-- START OF Information shown --

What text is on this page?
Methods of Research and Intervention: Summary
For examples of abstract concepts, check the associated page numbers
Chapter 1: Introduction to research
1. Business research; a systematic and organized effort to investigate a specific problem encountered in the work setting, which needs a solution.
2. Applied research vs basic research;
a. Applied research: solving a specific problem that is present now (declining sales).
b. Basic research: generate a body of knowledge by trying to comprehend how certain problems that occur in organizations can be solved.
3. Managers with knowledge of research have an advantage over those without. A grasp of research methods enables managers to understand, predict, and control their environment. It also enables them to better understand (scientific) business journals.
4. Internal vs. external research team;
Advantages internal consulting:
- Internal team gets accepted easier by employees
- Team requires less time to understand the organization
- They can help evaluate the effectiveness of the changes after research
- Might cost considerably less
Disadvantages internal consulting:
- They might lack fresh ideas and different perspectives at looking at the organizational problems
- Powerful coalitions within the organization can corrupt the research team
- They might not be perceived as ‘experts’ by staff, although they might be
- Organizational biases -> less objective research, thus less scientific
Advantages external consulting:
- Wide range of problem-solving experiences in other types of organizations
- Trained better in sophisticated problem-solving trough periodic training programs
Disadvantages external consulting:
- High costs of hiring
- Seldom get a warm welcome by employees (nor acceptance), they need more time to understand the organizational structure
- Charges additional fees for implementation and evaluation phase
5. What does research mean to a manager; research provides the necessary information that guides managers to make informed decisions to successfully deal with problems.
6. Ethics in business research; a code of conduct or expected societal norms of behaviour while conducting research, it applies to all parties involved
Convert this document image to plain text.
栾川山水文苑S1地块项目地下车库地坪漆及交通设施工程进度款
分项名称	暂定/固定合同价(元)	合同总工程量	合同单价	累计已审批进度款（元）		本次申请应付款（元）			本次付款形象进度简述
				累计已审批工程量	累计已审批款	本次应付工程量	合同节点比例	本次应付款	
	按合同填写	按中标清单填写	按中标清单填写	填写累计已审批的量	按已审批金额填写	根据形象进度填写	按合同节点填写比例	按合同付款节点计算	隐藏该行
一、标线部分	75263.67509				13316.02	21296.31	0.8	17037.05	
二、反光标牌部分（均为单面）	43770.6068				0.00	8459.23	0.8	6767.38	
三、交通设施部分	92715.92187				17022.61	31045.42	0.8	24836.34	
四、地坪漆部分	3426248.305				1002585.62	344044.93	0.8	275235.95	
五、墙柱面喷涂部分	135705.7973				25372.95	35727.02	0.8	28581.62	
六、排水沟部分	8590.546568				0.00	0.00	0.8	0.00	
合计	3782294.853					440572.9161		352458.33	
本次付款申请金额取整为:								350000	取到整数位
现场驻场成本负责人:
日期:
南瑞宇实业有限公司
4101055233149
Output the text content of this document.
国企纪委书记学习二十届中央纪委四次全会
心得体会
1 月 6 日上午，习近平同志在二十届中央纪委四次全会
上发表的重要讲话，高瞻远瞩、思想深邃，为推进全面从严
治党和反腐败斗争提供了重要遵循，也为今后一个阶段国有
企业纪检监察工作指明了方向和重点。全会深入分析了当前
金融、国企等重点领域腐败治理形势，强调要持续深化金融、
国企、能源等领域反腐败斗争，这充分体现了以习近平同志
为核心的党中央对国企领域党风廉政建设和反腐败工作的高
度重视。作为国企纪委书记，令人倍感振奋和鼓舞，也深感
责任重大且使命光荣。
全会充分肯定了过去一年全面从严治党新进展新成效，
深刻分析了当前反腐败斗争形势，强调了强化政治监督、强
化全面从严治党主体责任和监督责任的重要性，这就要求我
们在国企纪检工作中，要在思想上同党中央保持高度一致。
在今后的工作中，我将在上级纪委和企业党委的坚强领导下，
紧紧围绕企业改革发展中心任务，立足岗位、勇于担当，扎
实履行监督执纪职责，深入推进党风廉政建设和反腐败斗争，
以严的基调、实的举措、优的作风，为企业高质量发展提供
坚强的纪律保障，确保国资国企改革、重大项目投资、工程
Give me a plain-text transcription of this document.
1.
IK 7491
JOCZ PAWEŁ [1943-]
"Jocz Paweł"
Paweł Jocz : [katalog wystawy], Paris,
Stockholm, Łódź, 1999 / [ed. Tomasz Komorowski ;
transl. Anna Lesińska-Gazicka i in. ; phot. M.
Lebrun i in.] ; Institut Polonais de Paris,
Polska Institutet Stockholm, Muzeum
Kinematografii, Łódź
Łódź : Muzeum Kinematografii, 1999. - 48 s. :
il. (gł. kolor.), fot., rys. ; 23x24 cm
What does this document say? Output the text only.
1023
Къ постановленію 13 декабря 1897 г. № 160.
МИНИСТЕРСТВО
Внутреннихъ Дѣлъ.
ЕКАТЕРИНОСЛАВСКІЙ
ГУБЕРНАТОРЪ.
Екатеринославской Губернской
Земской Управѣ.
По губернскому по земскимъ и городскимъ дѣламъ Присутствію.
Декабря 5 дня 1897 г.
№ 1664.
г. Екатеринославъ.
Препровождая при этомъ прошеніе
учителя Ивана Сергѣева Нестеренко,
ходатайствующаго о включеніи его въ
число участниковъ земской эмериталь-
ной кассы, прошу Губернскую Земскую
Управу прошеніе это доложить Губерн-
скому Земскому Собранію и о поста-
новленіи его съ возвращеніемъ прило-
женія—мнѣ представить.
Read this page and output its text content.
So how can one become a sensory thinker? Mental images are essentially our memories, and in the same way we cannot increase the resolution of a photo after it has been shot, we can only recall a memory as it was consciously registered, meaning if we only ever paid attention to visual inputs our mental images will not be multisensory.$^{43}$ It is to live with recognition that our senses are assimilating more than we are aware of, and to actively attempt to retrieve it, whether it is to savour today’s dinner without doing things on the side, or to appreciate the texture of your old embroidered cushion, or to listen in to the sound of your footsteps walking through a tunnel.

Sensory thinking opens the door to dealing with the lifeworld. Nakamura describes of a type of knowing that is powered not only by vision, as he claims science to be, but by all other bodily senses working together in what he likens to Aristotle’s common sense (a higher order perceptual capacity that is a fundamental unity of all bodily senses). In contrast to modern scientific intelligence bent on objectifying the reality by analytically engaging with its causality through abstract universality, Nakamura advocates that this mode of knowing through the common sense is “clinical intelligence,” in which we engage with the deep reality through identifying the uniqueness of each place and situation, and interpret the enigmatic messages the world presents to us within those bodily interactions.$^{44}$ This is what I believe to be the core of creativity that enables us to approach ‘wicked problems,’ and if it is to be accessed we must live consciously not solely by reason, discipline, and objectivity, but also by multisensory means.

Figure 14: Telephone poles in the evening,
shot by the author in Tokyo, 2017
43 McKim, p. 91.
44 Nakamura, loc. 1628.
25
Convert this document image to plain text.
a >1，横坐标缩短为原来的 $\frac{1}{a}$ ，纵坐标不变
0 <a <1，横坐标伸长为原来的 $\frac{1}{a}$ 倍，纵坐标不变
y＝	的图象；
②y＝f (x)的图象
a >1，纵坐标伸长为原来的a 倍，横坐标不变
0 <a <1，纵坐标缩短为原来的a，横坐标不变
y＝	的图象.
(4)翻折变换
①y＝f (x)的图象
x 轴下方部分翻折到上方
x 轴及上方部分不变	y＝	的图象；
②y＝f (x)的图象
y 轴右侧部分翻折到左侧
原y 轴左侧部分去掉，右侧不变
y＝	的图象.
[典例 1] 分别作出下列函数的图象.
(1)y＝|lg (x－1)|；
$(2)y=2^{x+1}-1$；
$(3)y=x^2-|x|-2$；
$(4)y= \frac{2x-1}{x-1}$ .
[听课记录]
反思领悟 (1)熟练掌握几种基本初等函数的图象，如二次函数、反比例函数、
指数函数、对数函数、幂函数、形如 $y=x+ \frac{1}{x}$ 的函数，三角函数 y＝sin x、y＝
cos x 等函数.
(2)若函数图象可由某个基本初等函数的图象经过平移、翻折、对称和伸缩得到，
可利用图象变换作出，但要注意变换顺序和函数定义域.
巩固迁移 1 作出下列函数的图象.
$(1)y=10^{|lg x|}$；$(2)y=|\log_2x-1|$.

-- END OF Information shown --

What is asked: Check each line of the material above for "frac" and say how many lines contain it, giving the number alone.

Answer to this problem: 4